(Aim of the exercise) Spot each line in the records below where the word "Public" occurs, then copy it.
----
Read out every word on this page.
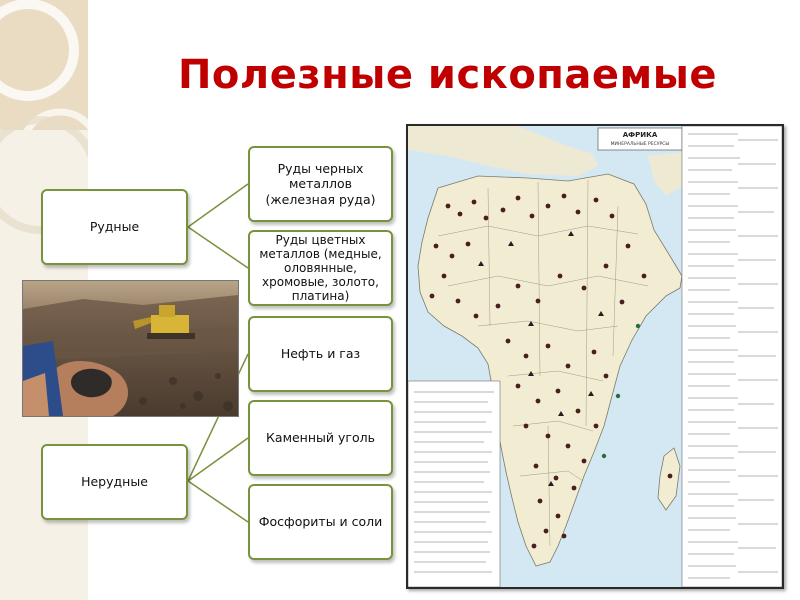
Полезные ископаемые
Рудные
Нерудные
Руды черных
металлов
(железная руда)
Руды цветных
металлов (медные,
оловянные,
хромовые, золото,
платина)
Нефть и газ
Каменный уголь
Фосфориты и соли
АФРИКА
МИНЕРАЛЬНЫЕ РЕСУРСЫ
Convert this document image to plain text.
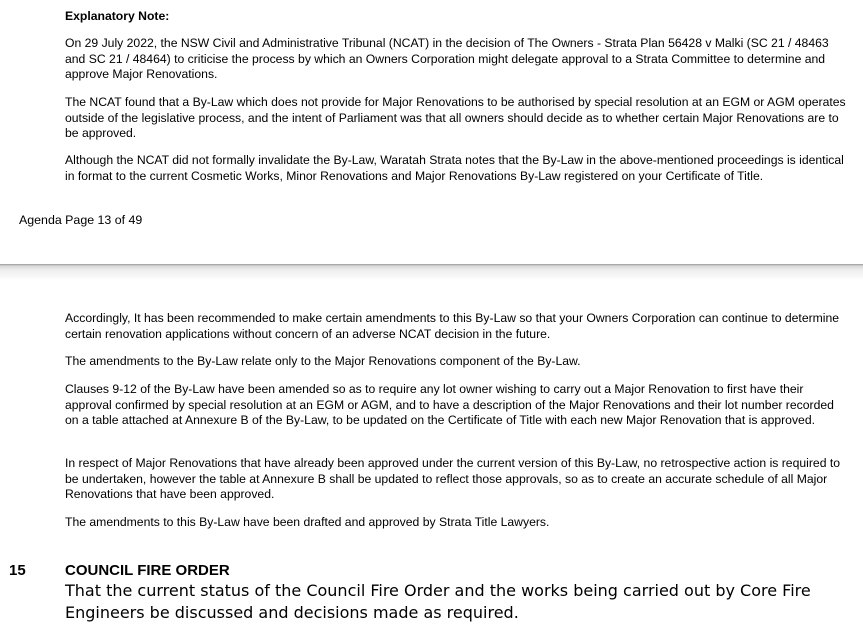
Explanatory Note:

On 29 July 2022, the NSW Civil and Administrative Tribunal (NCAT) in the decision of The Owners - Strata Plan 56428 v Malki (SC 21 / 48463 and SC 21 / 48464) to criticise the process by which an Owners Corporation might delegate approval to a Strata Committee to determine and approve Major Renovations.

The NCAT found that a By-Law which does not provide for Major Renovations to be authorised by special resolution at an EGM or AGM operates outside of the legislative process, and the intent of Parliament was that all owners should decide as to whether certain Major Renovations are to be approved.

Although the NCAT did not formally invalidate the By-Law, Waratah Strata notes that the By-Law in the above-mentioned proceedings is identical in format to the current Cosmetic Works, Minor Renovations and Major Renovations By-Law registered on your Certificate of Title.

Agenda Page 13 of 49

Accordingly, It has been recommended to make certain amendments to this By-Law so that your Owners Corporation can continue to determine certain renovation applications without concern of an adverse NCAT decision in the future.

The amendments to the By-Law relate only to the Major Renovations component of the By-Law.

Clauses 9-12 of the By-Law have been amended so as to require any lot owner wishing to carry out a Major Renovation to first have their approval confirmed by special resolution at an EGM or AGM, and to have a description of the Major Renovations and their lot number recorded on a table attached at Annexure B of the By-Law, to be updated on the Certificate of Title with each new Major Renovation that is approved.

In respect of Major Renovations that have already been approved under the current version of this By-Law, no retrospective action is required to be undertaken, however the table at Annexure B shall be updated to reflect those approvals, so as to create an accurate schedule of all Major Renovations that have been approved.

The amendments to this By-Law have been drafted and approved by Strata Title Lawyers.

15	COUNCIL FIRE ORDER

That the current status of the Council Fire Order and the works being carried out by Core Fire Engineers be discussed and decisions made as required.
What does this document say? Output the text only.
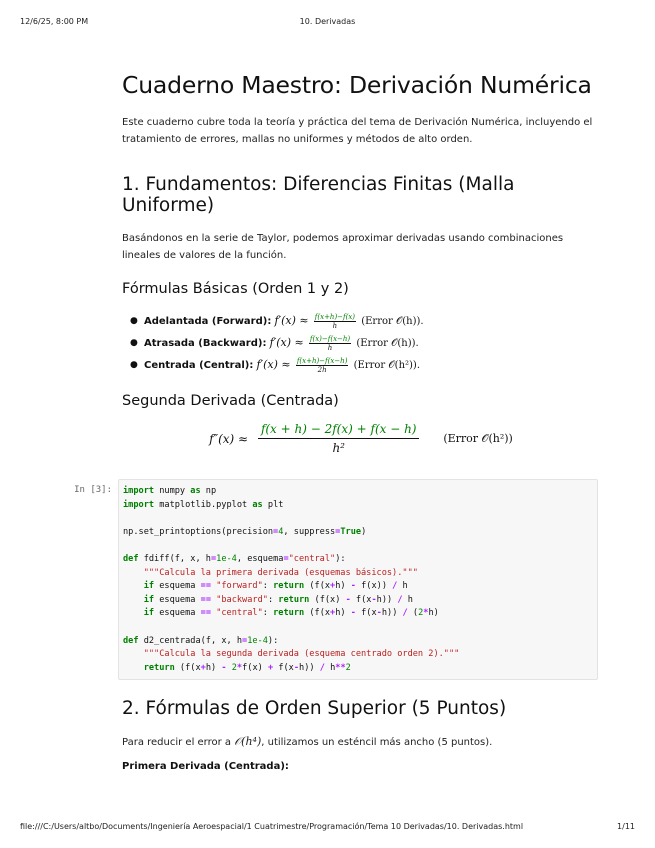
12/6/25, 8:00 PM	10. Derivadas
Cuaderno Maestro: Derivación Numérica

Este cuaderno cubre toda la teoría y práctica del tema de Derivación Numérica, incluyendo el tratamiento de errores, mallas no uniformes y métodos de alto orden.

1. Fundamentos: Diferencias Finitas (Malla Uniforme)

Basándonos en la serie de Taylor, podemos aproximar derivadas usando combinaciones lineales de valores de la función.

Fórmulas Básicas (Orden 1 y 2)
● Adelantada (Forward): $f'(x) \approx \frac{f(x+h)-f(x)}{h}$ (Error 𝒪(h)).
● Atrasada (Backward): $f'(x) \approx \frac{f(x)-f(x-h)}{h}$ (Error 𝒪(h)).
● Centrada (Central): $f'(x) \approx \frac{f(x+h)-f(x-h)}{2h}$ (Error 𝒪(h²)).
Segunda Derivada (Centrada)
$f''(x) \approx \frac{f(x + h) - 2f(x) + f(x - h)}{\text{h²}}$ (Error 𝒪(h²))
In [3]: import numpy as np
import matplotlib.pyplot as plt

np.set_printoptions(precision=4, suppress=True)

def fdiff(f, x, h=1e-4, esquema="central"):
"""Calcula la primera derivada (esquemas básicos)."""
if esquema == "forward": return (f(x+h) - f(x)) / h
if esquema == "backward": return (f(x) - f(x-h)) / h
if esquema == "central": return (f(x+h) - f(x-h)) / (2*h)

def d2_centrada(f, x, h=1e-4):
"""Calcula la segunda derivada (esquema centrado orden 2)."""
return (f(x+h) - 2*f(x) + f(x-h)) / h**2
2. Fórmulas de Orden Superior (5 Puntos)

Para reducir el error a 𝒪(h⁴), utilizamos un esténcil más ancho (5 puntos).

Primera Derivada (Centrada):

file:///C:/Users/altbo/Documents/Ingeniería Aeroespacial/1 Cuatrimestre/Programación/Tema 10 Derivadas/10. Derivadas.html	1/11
----
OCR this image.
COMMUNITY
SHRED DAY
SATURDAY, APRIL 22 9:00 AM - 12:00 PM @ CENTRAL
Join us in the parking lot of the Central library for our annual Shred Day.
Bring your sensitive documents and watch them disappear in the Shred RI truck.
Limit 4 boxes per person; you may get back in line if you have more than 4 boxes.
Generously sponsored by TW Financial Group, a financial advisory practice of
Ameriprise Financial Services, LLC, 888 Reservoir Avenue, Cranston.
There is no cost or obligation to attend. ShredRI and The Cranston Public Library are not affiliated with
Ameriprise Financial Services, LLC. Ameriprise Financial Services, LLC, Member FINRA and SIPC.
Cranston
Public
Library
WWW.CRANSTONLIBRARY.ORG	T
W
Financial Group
----
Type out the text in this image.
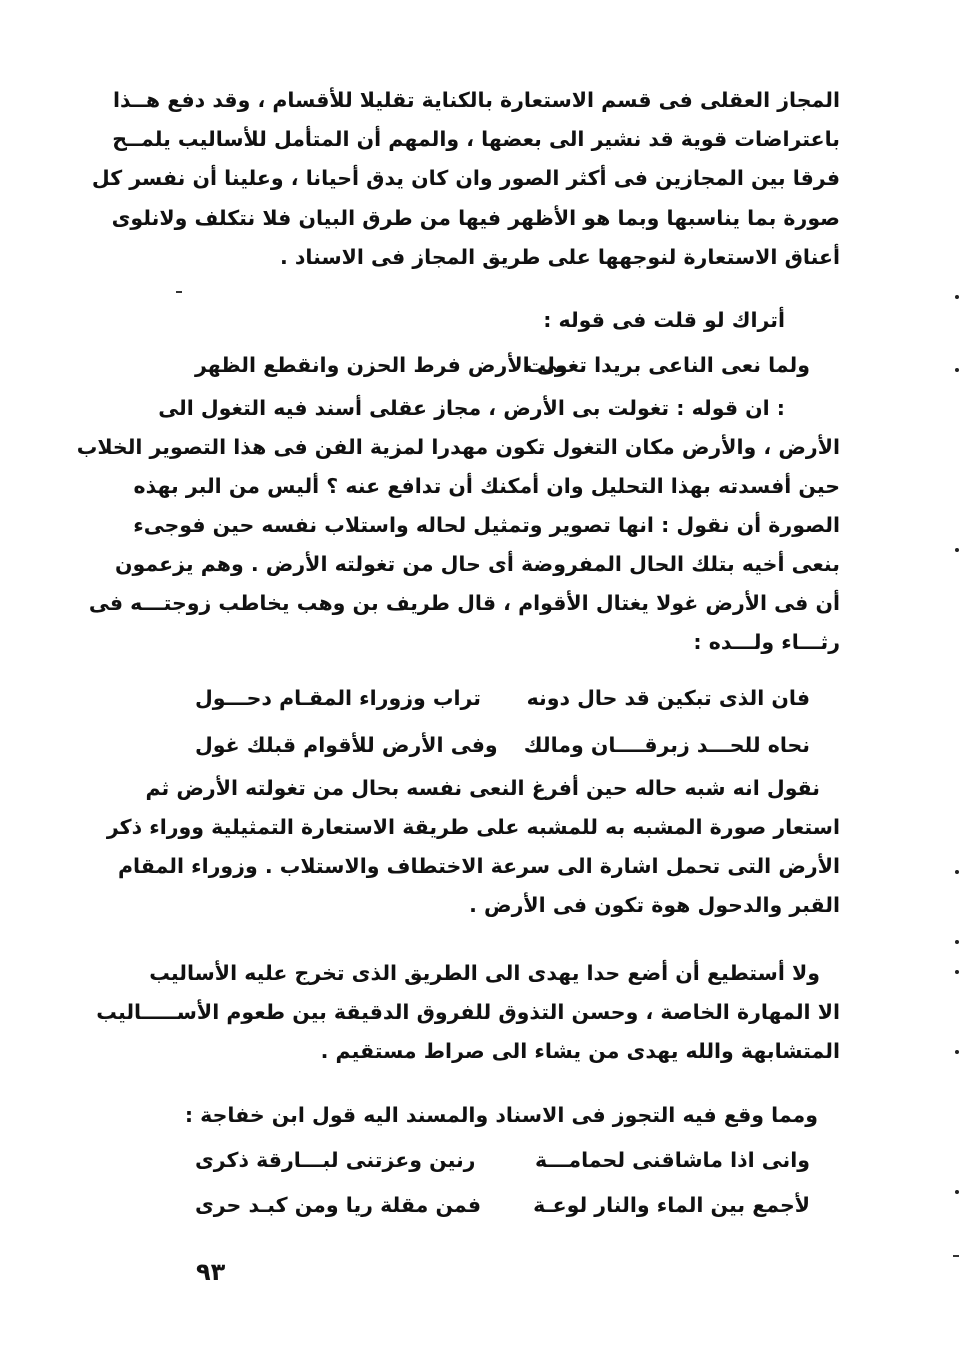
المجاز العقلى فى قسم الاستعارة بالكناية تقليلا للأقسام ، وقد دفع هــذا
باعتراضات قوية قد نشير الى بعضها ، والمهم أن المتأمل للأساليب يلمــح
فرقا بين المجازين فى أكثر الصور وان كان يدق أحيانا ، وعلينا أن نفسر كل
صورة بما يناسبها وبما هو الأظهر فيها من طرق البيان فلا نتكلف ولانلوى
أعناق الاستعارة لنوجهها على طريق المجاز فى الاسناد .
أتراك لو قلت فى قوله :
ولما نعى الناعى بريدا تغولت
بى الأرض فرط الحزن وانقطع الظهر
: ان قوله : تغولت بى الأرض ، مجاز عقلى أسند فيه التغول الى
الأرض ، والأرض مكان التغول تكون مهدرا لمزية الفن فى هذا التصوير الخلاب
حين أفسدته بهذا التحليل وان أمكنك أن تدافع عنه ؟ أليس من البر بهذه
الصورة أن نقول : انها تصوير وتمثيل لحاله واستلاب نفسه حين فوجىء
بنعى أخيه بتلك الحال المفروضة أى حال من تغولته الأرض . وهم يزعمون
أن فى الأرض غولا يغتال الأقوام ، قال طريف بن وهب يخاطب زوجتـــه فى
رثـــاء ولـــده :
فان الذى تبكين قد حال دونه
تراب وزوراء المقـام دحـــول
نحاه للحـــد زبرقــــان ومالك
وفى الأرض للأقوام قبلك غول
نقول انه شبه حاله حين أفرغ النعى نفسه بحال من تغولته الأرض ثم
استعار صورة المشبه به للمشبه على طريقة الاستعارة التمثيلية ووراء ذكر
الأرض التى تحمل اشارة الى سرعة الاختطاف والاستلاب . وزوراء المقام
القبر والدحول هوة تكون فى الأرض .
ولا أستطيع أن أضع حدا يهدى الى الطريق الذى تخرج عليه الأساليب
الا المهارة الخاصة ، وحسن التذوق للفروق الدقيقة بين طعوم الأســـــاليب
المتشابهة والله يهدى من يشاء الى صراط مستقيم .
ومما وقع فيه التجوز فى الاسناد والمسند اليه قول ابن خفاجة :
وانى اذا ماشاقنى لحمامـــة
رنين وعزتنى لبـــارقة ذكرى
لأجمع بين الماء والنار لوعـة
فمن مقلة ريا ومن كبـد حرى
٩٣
----
(Complete answer)
There is no cost or obligation to attend. ShredRI and The Cranston Public Library are not affiliated with
Public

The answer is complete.